Items from a dataset →
:::::

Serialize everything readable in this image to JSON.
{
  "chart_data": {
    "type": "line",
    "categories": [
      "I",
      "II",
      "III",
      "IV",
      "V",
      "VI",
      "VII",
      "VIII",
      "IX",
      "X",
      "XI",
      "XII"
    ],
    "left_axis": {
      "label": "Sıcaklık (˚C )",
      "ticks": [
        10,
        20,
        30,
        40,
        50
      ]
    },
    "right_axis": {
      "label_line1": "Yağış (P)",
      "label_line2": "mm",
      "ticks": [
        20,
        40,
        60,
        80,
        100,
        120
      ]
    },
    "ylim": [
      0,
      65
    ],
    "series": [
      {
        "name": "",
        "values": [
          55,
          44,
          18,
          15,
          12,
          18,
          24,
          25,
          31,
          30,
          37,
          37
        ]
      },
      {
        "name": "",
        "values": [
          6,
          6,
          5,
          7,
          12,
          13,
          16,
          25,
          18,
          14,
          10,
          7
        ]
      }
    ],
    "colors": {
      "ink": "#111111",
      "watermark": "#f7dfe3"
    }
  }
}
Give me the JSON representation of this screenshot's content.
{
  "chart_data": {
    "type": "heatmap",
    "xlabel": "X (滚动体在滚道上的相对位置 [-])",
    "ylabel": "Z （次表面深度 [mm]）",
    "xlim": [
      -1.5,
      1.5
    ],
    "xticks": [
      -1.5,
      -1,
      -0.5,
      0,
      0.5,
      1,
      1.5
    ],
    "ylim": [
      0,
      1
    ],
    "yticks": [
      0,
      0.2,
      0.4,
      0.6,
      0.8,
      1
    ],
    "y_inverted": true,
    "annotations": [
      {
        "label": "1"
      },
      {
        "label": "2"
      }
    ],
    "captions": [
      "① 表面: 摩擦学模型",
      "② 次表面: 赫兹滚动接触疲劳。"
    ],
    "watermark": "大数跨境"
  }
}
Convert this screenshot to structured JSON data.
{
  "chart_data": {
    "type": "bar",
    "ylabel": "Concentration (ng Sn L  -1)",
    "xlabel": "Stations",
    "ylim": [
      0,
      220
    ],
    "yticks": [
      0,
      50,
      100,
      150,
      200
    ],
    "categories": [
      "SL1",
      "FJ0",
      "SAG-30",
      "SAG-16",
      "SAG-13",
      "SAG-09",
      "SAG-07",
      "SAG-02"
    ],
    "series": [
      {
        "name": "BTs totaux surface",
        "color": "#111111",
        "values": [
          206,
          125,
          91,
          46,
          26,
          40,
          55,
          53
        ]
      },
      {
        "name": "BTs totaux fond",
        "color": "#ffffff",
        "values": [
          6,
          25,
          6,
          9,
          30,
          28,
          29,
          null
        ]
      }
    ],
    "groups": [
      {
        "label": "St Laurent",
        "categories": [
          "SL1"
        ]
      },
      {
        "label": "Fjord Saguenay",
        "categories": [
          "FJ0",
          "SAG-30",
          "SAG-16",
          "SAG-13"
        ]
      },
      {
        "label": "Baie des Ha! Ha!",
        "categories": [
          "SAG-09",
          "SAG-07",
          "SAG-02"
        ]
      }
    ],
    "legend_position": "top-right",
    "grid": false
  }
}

:::::

TASK TO CARRY OUT → Retype the entries exactly, including every line.

EXERCISE OUTPUT →
Serialize everything readable in this image to JSON.
{
  "chart_data": {
    "type": "line",
    "categories": [
      "I",
      "II",
      "III",
      "IV",
      "V",
      "VI",
      "VII",
      "VIII",
      "IX",
      "X",
      "XI",
      "XII"
    ],
    "left_axis": {
      "label": "Sıcaklık (˚C )",
      "ticks": [
        10,
        20,
        30,
        40,
        50
      ]
    },
    "right_axis": {
      "label_line1": "Yağış (P)",
      "label_line2": "mm",
      "ticks": [
        20,
        40,
        60,
        80,
        100,
        120
      ]
    },
    "ylim": [
      0,
      65
    ],
    "series": [
      {
        "name": "",
        "values": [
          55,
          44,
          18,
          15,
          12,
          18,
          24,
          25,
          31,
          30,
          37,
          37
        ]
      },
      {
        "name": "",
        "values": [
          6,
          6,
          5,
          7,
          12,
          13,
          16,
          25,
          18,
          14,
          10,
          7
        ]
      }
    ],
    "colors": {
      "ink": "#111111",
      "watermark": "#f7dfe3"
    }
  }
}
Give me the JSON representation of this screenshot's content.
{
  "chart_data": {
    "type": "heatmap",
    "xlabel": "X (滚动体在滚道上的相对位置 [-])",
    "ylabel": "Z （次表面深度 [mm]）",
    "xlim": [
      -1.5,
      1.5
    ],
    "xticks": [
      -1.5,
      -1,
      -0.5,
      0,
      0.5,
      1,
      1.5
    ],
    "ylim": [
      0,
      1
    ],
    "yticks": [
      0,
      0.2,
      0.4,
      0.6,
      0.8,
      1
    ],
    "y_inverted": true,
    "annotations": [
      {
        "label": "1"
      },
      {
        "label": "2"
      }
    ],
    "captions": [
      "① 表面: 摩擦学模型",
      "② 次表面: 赫兹滚动接触疲劳。"
    ],
    "watermark": "大数跨境"
  }
}
Convert this screenshot to structured JSON data.
{
  "chart_data": {
    "type": "bar",
    "ylabel": "Concentration (ng Sn L  -1)",
    "xlabel": "Stations",
    "ylim": [
      0,
      220
    ],
    "yticks": [
      0,
      50,
      100,
      150,
      200
    ],
    "categories": [
      "SL1",
      "FJ0",
      "SAG-30",
      "SAG-16",
      "SAG-13",
      "SAG-09",
      "SAG-07",
      "SAG-02"
    ],
    "series": [
      {
        "name": "BTs totaux surface",
        "color": "#111111",
        "values": [
          206,
          125,
          91,
          46,
          26,
          40,
          55,
          53
        ]
      },
      {
        "name": "BTs totaux fond",
        "color": "#ffffff",
        "values": [
          6,
          25,
          6,
          9,
          30,
          28,
          29,
          null
        ]
      }
    ],
    "groups": [
      {
        "label": "St Laurent",
        "categories": [
          "SL1"
        ]
      },
      {
        "label": "Fjord Saguenay",
        "categories": [
          "FJ0",
          "SAG-30",
          "SAG-16",
          "SAG-13"
        ]
      },
      {
        "label": "Baie des Ha! Ha!",
        "categories": [
          "SAG-09",
          "SAG-07",
          "SAG-02"
        ]
      }
    ],
    "legend_position": "top-right",
    "grid": false
  }
}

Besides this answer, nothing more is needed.